EXERCISE TASK —
Search the listing for "xlabel" and copy every line where it appears.

Source data
• • • • • • •

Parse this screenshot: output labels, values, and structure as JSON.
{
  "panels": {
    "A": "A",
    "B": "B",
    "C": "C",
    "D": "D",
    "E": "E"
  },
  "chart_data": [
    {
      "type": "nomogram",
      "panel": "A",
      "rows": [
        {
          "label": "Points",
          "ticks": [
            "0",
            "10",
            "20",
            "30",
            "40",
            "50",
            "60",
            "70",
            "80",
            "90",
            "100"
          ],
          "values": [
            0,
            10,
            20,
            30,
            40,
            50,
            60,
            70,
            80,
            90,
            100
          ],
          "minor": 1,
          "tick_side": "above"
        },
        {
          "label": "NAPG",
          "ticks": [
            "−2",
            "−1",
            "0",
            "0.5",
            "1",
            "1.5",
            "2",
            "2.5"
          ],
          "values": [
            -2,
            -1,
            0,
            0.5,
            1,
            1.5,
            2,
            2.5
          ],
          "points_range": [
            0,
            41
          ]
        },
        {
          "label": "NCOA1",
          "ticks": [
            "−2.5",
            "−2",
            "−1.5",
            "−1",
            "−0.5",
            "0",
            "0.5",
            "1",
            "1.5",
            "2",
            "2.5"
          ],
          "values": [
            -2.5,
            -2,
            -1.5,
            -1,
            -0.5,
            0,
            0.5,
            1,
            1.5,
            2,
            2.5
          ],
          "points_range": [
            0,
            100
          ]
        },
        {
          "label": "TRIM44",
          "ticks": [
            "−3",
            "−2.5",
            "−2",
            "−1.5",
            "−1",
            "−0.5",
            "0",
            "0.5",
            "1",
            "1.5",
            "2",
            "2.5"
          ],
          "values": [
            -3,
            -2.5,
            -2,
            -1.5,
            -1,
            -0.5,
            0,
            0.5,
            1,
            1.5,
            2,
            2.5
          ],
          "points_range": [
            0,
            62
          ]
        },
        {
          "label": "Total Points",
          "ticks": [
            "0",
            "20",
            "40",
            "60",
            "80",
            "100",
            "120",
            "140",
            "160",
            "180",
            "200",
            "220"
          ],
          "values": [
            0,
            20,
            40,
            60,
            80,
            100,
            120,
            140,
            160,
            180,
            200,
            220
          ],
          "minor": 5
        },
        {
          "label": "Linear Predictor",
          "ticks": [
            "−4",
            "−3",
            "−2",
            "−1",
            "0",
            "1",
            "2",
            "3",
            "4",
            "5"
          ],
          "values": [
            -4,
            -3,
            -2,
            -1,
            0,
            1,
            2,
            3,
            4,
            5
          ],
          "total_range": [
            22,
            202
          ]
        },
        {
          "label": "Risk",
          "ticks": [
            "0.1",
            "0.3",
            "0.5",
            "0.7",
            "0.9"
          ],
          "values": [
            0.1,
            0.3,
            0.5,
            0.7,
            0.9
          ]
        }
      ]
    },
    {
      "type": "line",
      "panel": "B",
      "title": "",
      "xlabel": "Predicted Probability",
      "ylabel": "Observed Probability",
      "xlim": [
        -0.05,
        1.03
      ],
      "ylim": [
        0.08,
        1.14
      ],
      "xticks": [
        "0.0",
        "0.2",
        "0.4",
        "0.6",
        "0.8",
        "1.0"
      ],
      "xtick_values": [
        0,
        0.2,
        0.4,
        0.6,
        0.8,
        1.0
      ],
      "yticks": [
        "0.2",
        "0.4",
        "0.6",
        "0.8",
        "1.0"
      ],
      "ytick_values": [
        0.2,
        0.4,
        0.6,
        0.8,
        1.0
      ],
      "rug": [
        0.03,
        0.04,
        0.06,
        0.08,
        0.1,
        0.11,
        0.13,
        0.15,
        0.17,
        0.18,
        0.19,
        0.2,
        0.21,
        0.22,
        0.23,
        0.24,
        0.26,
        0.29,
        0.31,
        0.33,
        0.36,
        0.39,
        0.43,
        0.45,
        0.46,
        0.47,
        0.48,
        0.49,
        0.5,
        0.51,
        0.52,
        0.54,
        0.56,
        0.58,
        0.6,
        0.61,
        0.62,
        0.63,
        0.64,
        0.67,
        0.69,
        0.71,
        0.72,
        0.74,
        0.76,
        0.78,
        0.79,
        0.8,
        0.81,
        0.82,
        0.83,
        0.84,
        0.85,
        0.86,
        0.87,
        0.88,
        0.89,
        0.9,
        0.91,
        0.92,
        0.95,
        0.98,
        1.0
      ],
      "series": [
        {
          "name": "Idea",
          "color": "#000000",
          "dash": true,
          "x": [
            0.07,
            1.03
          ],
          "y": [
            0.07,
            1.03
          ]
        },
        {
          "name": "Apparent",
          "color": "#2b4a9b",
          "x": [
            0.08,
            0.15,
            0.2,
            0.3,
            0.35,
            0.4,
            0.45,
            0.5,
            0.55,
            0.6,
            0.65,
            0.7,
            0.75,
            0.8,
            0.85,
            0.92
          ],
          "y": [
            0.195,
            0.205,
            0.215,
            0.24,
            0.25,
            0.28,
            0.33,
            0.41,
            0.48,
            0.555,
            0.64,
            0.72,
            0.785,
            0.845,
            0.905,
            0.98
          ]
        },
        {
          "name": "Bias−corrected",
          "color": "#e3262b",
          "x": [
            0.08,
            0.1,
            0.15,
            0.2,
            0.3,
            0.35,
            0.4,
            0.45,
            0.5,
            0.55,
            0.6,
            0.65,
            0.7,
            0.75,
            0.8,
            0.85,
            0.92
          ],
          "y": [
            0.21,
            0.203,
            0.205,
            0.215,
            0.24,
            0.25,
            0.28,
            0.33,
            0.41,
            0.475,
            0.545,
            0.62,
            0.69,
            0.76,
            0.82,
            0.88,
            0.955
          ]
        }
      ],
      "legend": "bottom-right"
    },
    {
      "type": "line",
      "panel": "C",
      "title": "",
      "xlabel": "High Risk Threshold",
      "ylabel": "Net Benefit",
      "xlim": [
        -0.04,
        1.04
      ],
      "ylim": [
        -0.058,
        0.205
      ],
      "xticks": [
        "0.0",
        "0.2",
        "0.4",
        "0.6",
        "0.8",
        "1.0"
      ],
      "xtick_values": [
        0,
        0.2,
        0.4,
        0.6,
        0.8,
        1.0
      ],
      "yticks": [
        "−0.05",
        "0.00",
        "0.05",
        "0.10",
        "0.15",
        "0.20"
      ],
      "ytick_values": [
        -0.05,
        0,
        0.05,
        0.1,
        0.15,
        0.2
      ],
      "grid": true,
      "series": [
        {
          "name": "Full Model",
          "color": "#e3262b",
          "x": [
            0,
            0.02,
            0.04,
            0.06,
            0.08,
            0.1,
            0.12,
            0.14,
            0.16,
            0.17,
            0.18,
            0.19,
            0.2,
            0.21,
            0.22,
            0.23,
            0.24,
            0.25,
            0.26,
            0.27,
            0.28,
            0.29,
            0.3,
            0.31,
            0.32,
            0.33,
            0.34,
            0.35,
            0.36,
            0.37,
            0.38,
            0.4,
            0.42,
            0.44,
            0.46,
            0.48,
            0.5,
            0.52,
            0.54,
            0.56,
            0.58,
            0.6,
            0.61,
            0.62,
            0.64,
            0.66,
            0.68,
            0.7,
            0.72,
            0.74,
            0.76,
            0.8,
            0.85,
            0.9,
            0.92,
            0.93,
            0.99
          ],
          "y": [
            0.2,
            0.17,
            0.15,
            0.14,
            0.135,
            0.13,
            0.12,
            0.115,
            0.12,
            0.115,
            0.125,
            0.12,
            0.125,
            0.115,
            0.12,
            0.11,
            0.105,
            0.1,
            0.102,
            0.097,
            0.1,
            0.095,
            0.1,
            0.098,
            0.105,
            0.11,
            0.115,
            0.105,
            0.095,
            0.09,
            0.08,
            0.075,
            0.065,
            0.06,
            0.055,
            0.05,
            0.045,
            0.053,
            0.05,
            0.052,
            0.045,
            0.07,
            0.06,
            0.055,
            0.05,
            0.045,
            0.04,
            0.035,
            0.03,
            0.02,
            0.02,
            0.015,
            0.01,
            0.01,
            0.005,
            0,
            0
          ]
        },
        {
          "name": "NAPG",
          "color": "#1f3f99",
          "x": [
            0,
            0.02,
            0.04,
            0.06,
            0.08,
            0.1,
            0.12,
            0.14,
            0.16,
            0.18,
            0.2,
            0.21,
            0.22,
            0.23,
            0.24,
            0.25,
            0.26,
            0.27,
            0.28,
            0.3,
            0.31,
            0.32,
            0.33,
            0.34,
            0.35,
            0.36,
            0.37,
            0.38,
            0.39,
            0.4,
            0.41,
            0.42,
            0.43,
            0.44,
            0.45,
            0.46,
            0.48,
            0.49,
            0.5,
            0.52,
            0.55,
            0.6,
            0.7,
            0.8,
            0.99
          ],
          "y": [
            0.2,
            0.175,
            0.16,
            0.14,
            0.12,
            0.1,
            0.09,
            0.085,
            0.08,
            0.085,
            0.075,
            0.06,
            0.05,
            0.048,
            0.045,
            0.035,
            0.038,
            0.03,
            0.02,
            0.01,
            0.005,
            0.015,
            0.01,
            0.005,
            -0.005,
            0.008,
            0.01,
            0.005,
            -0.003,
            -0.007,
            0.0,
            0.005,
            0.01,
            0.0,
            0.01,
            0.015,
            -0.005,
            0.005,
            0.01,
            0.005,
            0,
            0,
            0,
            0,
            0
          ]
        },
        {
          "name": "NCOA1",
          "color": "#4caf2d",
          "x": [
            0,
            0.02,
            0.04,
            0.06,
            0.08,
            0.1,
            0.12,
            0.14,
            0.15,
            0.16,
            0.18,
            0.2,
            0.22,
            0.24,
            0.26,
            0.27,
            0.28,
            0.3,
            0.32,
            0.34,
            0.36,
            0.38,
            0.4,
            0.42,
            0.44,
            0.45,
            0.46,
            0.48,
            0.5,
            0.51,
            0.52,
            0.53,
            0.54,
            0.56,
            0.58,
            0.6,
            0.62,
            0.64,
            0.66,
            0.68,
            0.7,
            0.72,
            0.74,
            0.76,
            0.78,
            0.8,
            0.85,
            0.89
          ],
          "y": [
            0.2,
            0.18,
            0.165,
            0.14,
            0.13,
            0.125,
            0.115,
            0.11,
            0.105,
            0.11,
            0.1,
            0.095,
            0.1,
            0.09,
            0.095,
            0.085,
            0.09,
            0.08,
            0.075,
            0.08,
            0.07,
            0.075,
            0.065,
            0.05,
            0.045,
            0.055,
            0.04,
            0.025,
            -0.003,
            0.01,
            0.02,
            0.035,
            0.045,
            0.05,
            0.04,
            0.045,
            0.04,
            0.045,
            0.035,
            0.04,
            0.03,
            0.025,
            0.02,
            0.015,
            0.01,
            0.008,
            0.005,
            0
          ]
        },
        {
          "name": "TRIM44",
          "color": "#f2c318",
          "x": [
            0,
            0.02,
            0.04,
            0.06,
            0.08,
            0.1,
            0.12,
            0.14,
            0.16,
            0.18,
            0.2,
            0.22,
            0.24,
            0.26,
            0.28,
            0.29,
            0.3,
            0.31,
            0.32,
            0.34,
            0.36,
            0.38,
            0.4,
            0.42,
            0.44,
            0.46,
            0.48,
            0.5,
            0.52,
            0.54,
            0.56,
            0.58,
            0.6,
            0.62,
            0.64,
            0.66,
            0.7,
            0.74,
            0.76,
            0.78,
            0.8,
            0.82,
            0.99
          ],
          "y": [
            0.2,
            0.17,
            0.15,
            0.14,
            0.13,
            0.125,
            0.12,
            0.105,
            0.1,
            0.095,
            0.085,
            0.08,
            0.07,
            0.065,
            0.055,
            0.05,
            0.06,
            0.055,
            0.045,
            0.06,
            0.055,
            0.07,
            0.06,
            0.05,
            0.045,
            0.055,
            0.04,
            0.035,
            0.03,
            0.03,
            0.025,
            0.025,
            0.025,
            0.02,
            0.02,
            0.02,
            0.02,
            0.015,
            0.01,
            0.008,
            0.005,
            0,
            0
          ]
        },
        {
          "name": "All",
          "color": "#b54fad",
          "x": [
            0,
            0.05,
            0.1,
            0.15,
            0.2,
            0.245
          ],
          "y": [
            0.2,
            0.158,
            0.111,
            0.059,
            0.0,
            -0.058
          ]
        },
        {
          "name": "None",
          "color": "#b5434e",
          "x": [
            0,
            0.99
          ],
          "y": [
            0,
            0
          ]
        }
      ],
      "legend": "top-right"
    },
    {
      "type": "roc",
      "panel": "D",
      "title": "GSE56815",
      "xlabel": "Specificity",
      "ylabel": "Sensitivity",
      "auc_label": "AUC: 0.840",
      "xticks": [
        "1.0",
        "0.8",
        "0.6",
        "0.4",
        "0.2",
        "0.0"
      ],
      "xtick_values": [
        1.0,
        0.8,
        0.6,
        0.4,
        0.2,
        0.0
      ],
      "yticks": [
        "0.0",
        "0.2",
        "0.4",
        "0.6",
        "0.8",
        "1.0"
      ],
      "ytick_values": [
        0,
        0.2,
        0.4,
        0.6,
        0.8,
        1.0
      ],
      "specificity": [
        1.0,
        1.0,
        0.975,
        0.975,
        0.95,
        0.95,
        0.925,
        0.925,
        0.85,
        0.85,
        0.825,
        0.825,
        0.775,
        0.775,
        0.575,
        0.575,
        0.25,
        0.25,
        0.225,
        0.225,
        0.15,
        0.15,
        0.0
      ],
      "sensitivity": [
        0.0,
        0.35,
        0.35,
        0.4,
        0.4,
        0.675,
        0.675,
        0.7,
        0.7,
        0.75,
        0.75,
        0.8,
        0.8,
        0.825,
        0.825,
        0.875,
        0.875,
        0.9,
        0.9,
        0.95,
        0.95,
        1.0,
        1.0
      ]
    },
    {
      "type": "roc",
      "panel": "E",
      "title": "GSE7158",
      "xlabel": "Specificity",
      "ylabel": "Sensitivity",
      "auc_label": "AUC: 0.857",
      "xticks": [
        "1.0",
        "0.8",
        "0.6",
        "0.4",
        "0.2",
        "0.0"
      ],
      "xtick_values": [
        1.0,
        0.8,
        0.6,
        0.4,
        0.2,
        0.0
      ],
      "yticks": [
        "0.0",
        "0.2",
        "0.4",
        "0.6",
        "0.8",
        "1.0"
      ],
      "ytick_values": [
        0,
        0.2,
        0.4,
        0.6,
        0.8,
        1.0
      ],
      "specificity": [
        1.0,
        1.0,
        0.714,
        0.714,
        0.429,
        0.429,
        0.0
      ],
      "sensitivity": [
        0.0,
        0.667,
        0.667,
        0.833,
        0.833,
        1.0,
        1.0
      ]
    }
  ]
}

• • • • • • •

WORKED ANSWER —
      "xlabel": "Predicted Probability",
      "xlabel": "High Risk Threshold",
      "xlabel": "Specificity",
      "xlabel": "Specificity",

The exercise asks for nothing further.